Write out every entry exactly as given, but omit the pictures.

=-=-=-=-=

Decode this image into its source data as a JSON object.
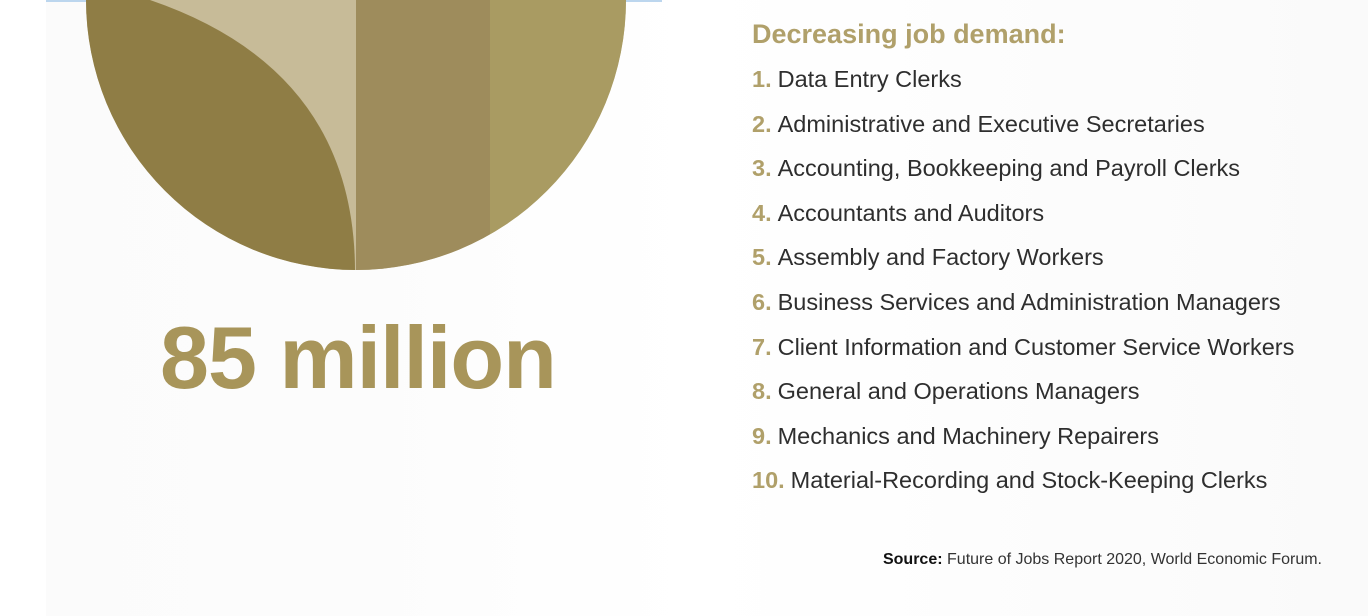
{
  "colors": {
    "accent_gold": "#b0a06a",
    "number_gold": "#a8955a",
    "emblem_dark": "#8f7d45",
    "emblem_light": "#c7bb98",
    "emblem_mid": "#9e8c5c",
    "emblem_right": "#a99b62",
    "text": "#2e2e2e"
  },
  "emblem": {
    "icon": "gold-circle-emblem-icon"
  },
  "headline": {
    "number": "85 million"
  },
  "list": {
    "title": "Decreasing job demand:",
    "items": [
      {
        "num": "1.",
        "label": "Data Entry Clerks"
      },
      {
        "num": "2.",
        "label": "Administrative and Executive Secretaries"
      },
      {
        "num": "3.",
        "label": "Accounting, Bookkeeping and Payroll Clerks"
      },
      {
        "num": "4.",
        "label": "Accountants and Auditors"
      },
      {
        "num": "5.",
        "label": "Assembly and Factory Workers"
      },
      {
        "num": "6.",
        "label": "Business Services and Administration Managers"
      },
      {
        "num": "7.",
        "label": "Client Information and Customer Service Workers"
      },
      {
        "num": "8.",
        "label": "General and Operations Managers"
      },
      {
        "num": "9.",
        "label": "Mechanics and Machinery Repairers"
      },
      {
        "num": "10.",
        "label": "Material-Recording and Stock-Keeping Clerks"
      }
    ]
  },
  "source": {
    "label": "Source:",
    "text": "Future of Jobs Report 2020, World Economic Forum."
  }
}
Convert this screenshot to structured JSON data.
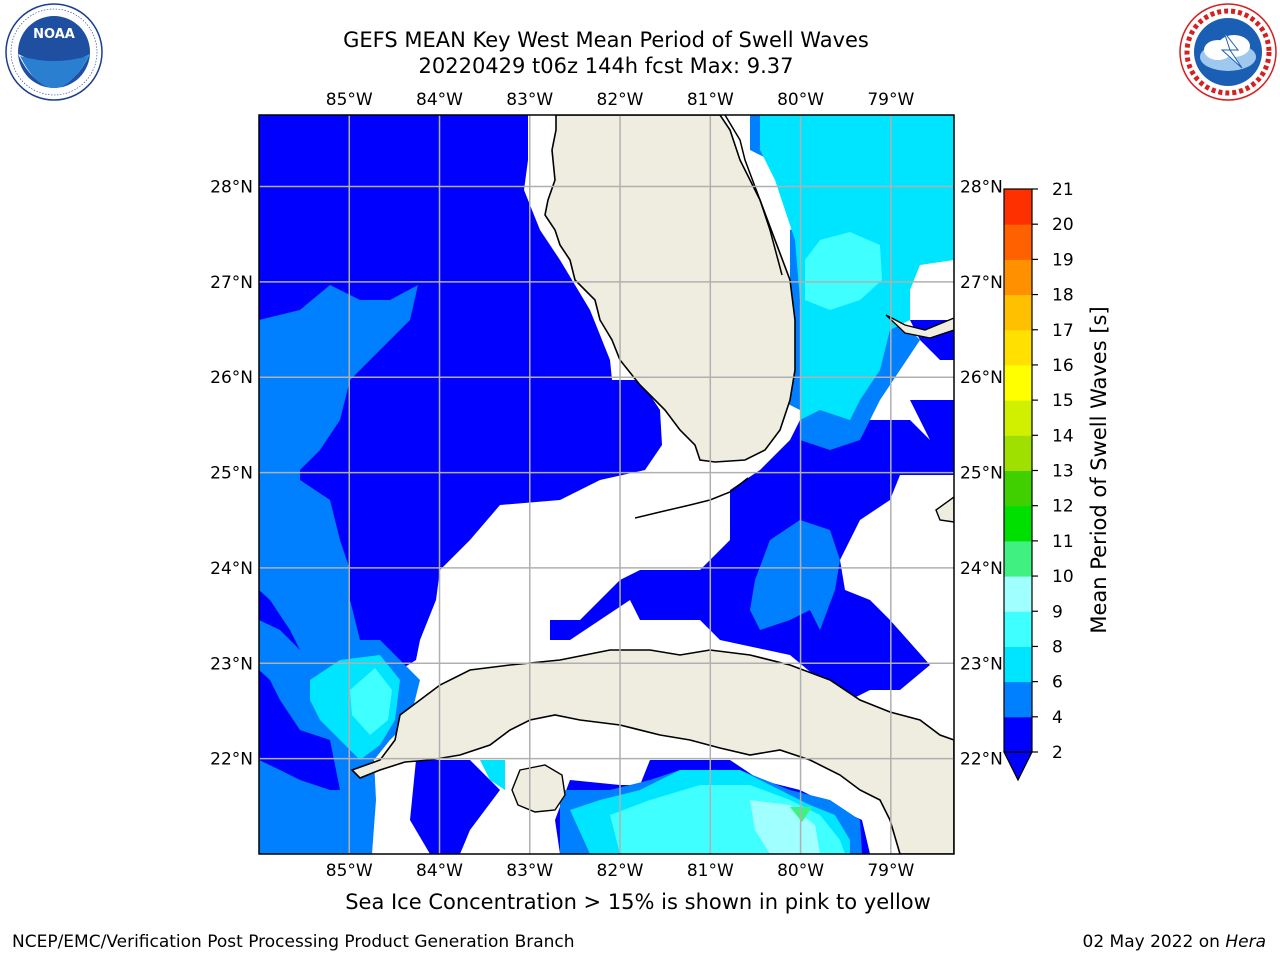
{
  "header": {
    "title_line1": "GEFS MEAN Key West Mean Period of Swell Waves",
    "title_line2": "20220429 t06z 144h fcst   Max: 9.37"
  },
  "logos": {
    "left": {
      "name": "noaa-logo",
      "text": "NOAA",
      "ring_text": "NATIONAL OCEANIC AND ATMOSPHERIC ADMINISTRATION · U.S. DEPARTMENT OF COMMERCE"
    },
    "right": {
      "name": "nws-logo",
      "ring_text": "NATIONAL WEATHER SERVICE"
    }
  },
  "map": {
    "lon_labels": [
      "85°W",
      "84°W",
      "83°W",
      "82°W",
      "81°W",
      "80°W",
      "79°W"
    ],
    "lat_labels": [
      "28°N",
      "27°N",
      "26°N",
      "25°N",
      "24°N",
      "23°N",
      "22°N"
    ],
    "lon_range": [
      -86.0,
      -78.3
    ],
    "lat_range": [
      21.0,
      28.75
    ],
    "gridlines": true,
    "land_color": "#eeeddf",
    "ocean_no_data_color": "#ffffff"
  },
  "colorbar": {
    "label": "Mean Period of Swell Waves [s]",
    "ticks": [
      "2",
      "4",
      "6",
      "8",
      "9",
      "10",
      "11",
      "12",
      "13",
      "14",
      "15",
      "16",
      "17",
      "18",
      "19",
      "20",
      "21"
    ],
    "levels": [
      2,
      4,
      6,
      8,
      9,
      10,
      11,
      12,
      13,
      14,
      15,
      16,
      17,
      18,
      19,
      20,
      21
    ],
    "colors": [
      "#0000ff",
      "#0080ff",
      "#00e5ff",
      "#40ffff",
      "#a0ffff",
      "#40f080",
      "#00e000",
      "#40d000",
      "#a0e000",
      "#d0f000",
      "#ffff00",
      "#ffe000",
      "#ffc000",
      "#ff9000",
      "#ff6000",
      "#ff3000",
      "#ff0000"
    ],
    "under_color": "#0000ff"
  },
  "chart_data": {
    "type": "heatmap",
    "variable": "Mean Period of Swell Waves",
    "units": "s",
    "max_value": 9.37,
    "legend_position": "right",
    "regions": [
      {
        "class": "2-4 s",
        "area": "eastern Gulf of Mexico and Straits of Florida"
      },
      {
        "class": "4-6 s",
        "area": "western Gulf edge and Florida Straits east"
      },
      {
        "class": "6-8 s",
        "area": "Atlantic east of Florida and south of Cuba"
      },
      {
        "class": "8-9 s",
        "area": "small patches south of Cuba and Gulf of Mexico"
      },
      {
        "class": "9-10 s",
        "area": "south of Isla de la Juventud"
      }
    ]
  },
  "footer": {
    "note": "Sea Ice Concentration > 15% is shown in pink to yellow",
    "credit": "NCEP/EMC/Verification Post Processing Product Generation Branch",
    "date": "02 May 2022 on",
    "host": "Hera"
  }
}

=-=-=-=-=

RESULT OF THE EXERCISE:
Decode this image into its source data as a JSON object.
{
  "colors": {
    "accent_gold": "#b0a06a",
    "number_gold": "#a8955a",
    "emblem_dark": "#8f7d45",
    "emblem_light": "#c7bb98",
    "emblem_mid": "#9e8c5c",
    "emblem_right": "#a99b62",
    "text": "#2e2e2e"
  },
  "emblem": {
    "icon": "gold-circle-emblem-icon"
  },
  "headline": {
    "number": "85 million"
  },
  "list": {
    "title": "Decreasing job demand:",
    "items": [
      {
        "num": "1.",
        "label": "Data Entry Clerks"
      },
      {
        "num": "2.",
        "label": "Administrative and Executive Secretaries"
      },
      {
        "num": "3.",
        "label": "Accounting, Bookkeeping and Payroll Clerks"
      },
      {
        "num": "4.",
        "label": "Accountants and Auditors"
      },
      {
        "num": "5.",
        "label": "Assembly and Factory Workers"
      },
      {
        "num": "6.",
        "label": "Business Services and Administration Managers"
      },
      {
        "num": "7.",
        "label": "Client Information and Customer Service Workers"
      },
      {
        "num": "8.",
        "label": "General and Operations Managers"
      },
      {
        "num": "9.",
        "label": "Mechanics and Machinery Repairers"
      },
      {
        "num": "10.",
        "label": "Material-Recording and Stock-Keeping Clerks"
      }
    ]
  },
  "source": {
    "label": "Source:",
    "text": "Future of Jobs Report 2020, World Economic Forum."
  }
}
Convert this screenshot to structured JSON data.
{
  "header": {
    "title_line1": "GEFS MEAN Key West Mean Period of Swell Waves",
    "title_line2": "20220429 t06z 144h fcst   Max: 9.37"
  },
  "logos": {
    "left": {
      "name": "noaa-logo",
      "text": "NOAA",
      "ring_text": "NATIONAL OCEANIC AND ATMOSPHERIC ADMINISTRATION · U.S. DEPARTMENT OF COMMERCE"
    },
    "right": {
      "name": "nws-logo",
      "ring_text": "NATIONAL WEATHER SERVICE"
    }
  },
  "map": {
    "lon_labels": [
      "85°W",
      "84°W",
      "83°W",
      "82°W",
      "81°W",
      "80°W",
      "79°W"
    ],
    "lat_labels": [
      "28°N",
      "27°N",
      "26°N",
      "25°N",
      "24°N",
      "23°N",
      "22°N"
    ],
    "lon_range": [
      -86.0,
      -78.3
    ],
    "lat_range": [
      21.0,
      28.75
    ],
    "gridlines": true,
    "land_color": "#eeeddf",
    "ocean_no_data_color": "#ffffff"
  },
  "colorbar": {
    "label": "Mean Period of Swell Waves [s]",
    "ticks": [
      "2",
      "4",
      "6",
      "8",
      "9",
      "10",
      "11",
      "12",
      "13",
      "14",
      "15",
      "16",
      "17",
      "18",
      "19",
      "20",
      "21"
    ],
    "levels": [
      2,
      4,
      6,
      8,
      9,
      10,
      11,
      12,
      13,
      14,
      15,
      16,
      17,
      18,
      19,
      20,
      21
    ],
    "colors": [
      "#0000ff",
      "#0080ff",
      "#00e5ff",
      "#40ffff",
      "#a0ffff",
      "#40f080",
      "#00e000",
      "#40d000",
      "#a0e000",
      "#d0f000",
      "#ffff00",
      "#ffe000",
      "#ffc000",
      "#ff9000",
      "#ff6000",
      "#ff3000",
      "#ff0000"
    ],
    "under_color": "#0000ff"
  },
  "chart_data": {
    "type": "heatmap",
    "variable": "Mean Period of Swell Waves",
    "units": "s",
    "max_value": 9.37,
    "legend_position": "right",
    "regions": [
      {
        "class": "2-4 s",
        "area": "eastern Gulf of Mexico and Straits of Florida"
      },
      {
        "class": "4-6 s",
        "area": "western Gulf edge and Florida Straits east"
      },
      {
        "class": "6-8 s",
        "area": "Atlantic east of Florida and south of Cuba"
      },
      {
        "class": "8-9 s",
        "area": "small patches south of Cuba and Gulf of Mexico"
      },
      {
        "class": "9-10 s",
        "area": "south of Isla de la Juventud"
      }
    ]
  },
  "footer": {
    "note": "Sea Ice Concentration > 15% is shown in pink to yellow",
    "credit": "NCEP/EMC/Verification Post Processing Product Generation Branch",
    "date": "02 May 2022 on",
    "host": "Hera"
  }
}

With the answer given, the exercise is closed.